■ WRITTEN TASK ■
Each record that follows should be repeated exactly, minus any images.

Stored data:

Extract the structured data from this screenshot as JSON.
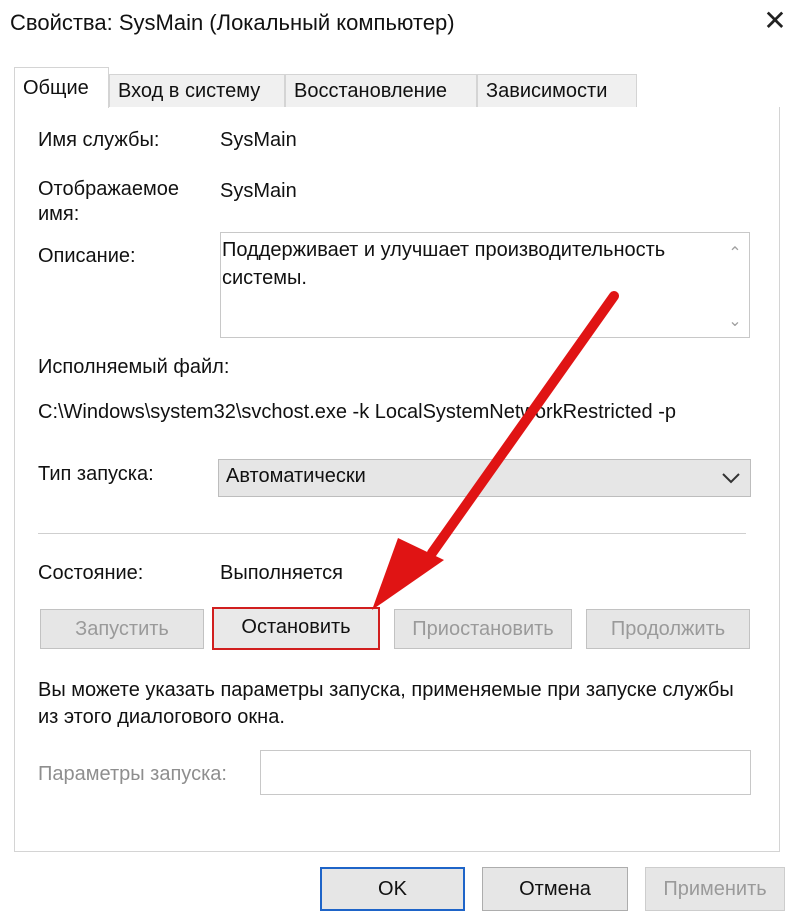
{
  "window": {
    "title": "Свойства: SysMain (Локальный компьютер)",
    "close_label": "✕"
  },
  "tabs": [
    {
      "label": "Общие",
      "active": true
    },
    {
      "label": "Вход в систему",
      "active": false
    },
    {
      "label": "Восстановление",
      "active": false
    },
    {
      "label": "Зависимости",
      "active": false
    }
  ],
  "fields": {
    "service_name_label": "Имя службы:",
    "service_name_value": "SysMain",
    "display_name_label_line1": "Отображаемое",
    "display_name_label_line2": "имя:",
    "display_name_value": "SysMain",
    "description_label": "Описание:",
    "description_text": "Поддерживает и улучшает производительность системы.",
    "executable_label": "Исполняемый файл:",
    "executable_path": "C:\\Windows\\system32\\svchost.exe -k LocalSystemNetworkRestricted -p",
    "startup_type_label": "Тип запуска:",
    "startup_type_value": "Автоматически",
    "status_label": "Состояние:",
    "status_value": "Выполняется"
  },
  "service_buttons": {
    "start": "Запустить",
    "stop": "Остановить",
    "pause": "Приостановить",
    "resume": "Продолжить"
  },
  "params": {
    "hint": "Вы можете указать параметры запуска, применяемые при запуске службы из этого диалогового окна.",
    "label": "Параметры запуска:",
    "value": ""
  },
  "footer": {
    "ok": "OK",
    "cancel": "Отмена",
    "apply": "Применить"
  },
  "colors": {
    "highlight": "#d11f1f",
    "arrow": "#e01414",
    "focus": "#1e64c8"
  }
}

■ SOLUTION FOR THIS PROBLEM ■
Extract the structured data from this screenshot as JSON.
{
  "window": {
    "title": "Свойства: SysMain (Локальный компьютер)",
    "close_label": "✕"
  },
  "tabs": [
    {
      "label": "Общие",
      "active": true
    },
    {
      "label": "Вход в систему",
      "active": false
    },
    {
      "label": "Восстановление",
      "active": false
    },
    {
      "label": "Зависимости",
      "active": false
    }
  ],
  "fields": {
    "service_name_label": "Имя службы:",
    "service_name_value": "SysMain",
    "display_name_label_line1": "Отображаемое",
    "display_name_label_line2": "имя:",
    "display_name_value": "SysMain",
    "description_label": "Описание:",
    "description_text": "Поддерживает и улучшает производительность системы.",
    "executable_label": "Исполняемый файл:",
    "executable_path": "C:\\Windows\\system32\\svchost.exe -k LocalSystemNetworkRestricted -p",
    "startup_type_label": "Тип запуска:",
    "startup_type_value": "Автоматически",
    "status_label": "Состояние:",
    "status_value": "Выполняется"
  },
  "service_buttons": {
    "start": "Запустить",
    "stop": "Остановить",
    "pause": "Приостановить",
    "resume": "Продолжить"
  },
  "params": {
    "hint": "Вы можете указать параметры запуска, применяемые при запуске службы из этого диалогового окна.",
    "label": "Параметры запуска:",
    "value": ""
  },
  "footer": {
    "ok": "OK",
    "cancel": "Отмена",
    "apply": "Применить"
  },
  "colors": {
    "highlight": "#d11f1f",
    "arrow": "#e01414",
    "focus": "#1e64c8"
  }
}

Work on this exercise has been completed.